▸ **CONSIGNE**: Reproduisez fidèlement le passage du texte fourni qui va de « Il faut remonter à 1994 » jusqu'à « intuitions demeurent interpellantes. ».

▸ **TEXTE FOURNI**:
_ _ _

Elle ne peut répondre à toutes les vocations. Ni absorber les nouveaux historiens qui apparaissent chaque année sur le marché de l’emploi. Et qui souhaiteraient travailler dans leur domaine d’étude.
Il serait d’ailleurs assez malsain que chaque emploi d’historien doive reposer exclusivement reposer sur des subventions, une aide ou un statut public.
L’histoire non subventionnée : une piste prometteuse mais délaissée
La discipline historique s’intéresse malheureusement encore bien trop peu au poids de l’histoire en tant que marché économique.
Il faut remonter à 1994 pour disposer d’un premier essai d’inventaire et d’une véritable réflexion sur le sujet (dans le monde francophone).
Autrement dit, il faut remonter à des temps révolus … même si certaines intuitions demeurent interpellantes.

_ _ _

▸ **LIGNES**:
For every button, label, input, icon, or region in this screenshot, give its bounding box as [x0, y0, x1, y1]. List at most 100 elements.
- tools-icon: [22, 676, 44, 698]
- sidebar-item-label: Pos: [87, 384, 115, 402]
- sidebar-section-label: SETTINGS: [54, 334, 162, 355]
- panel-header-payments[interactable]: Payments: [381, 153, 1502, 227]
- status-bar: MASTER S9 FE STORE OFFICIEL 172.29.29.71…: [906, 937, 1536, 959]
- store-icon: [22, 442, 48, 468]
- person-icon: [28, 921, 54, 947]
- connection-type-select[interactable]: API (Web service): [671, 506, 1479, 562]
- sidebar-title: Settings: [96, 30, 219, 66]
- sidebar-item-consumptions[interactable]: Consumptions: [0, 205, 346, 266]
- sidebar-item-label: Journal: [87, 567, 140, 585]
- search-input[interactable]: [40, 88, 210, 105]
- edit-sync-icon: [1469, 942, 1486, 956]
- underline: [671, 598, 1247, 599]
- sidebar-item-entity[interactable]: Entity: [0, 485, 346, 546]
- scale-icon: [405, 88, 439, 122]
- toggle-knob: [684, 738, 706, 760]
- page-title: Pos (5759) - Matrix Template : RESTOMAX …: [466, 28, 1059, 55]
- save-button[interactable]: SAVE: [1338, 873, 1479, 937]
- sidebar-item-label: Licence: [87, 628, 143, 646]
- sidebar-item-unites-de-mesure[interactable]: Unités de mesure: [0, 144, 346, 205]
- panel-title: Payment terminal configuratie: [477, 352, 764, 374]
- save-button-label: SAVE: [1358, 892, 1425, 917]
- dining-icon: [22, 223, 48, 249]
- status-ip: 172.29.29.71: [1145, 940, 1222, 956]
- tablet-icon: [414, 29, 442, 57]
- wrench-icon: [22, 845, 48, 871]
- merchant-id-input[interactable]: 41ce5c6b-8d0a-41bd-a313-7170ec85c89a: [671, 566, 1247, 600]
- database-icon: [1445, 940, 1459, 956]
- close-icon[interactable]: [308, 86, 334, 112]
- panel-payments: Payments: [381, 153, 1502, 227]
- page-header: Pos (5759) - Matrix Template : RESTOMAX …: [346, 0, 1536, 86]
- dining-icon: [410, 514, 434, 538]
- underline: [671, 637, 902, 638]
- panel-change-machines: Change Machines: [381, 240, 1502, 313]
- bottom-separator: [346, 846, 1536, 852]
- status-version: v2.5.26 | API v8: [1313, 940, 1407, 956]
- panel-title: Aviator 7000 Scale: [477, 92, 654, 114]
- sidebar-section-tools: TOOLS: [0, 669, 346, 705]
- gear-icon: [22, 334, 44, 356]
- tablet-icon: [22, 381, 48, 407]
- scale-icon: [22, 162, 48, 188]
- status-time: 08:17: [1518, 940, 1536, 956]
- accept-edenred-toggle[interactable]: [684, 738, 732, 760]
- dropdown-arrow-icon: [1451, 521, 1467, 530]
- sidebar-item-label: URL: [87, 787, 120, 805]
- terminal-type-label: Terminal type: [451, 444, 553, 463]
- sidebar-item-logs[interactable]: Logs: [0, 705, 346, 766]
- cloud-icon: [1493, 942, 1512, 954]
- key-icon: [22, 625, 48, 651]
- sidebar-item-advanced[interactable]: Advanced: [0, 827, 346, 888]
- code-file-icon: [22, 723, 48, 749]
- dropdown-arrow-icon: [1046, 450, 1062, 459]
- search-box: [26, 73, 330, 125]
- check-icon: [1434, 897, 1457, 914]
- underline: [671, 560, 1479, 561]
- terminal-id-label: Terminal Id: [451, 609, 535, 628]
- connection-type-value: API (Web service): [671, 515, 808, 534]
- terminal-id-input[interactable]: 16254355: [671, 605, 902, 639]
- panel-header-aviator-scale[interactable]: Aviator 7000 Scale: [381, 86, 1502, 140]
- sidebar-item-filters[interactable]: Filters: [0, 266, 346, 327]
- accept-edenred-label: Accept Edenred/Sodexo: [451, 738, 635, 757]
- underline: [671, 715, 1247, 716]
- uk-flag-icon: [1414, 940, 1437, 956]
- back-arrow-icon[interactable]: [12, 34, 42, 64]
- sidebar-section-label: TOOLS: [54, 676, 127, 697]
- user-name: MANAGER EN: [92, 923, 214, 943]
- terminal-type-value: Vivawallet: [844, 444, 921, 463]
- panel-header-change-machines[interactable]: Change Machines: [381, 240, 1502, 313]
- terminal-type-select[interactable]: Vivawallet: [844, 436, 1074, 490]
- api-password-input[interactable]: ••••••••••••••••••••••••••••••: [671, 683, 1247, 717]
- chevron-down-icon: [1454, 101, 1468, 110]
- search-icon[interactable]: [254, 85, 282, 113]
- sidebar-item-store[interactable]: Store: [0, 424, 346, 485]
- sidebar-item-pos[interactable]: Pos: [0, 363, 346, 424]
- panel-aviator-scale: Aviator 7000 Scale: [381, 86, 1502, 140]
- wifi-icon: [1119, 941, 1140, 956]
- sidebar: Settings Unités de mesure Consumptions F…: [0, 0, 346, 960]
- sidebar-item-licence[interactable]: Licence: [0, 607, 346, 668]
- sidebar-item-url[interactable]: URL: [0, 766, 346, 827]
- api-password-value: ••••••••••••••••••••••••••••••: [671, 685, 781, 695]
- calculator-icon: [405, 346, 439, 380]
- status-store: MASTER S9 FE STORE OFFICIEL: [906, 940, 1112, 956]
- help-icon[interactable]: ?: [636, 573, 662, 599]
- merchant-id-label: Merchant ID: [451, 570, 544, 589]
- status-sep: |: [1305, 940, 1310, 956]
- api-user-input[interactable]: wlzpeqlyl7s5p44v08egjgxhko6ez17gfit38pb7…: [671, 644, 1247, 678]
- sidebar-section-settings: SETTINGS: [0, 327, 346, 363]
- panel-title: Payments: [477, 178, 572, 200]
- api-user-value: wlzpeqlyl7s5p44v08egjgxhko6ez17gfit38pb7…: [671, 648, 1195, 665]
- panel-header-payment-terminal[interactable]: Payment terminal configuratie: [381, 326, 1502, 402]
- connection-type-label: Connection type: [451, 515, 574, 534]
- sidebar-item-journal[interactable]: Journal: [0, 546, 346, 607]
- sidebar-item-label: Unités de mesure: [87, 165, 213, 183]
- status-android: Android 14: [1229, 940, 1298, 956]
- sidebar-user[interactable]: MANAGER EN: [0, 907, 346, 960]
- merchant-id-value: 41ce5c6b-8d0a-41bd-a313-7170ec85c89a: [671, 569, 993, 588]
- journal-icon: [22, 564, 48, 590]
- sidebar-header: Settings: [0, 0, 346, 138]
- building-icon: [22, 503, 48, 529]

_ _ _

▸ **CORRIGÉ**:
Il faut remonter à 1994 pour disposer d’un premier essai d’inventaire et d’une véritable réflexion sur le sujet (dans le monde francophone).
Autrement dit, il faut remonter à des temps révolus … même si certaines intuitions demeurent interpellantes.